== Data listing

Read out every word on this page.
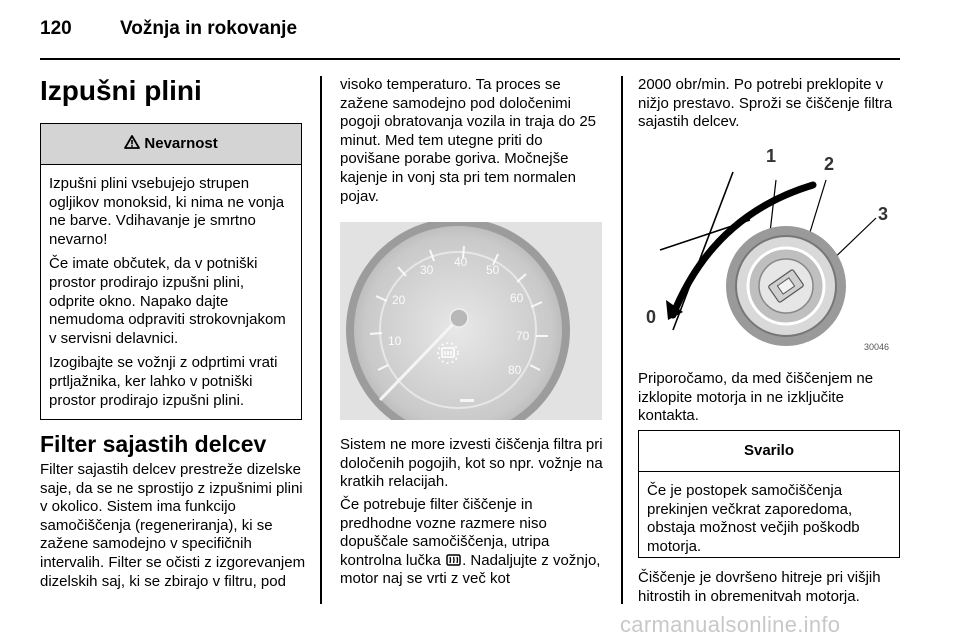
120	Vožnja in rokovanje
Izpušni plini
Nevarnost

Izpušni plini vsebujejo strupen ogljikov monoksid, ki nima ne vonja ne barve. Vdihavanje je smrtno nevarno!

Če imate občutek, da v potniški prostor prodirajo izpušni plini, odprite okno. Napako dajte nemudoma odpraviti strokovnjakom v servisni delavnici.

Izogibajte se vožnji z odprtimi vrati prtljažnika, ker lahko v potniški prostor prodirajo izpušni plini.

Filter sajastih delcev

Filter sajastih delcev prestreže dizelske saje, da se ne sprostijo z izpušnimi plini v okolico. Sistem ima funkcijo samočiščenja (regeneriranja), ki se zažene samodejno v specifičnih intervalih. Filter se očisti z izgorevanjem dizelskih saj, ki se zbirajo v filtru, pod

visoko temperaturo. Ta proces se zažene samodejno pod določenimi pogoji obratovanja vozila in traja do 25 minut. Med tem utegne priti do povišane porabe goriva. Močnejše kajenje in vonj sta pri tem normalen pojav.

10
20
30
40
50
60
70
80

Sistem ne more izvesti čiščenja filtra pri določenih pogojih, kot so npr. vožnje na kratkih relacijah.

Če potrebuje filter čiščenje in predhodne vozne razmere niso dopuščale samočiščenja, utripa kontrolna lučka . Nadaljujte z vožnjo, motor naj se vrti z več kot

2000 obr/min. Po potrebi preklopite v nižjo prestavo. Sproži se čiščenje filtra sajastih delcev.

0
1	2
3
30046

Priporočamo, da med čiščenjem ne izklopite motorja in ne izključite kontakta.

Svarilo

Če je postopek samočiščenja prekinjen večkrat zaporedoma, obstaja možnost večjih poškodb motorja.

Čiščenje je dovršeno hitreje pri višjih hitrostih in obremenitvah motorja.

carmanualsonline.info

====

■ **What needs to be done**: Pull out every line of the entries that includes the word "sajastih".

■ **Final result**:
Filter sajastih delcev
Filter sajastih delcev prestreže dizelske saje, da se ne sprostijo z izpušnimi plini v okolico. Sistem ima funkcijo samočiščenja (regeneriranja), ki se zažene samodejno v specifičnih intervalih. Filter se očisti z izgorevanjem dizelskih saj, ki se zbirajo v filtru, pod
2000 obr/min. Po potrebi preklopite v nižjo prestavo. Sproži se čiščenje filtra sajastih delcev.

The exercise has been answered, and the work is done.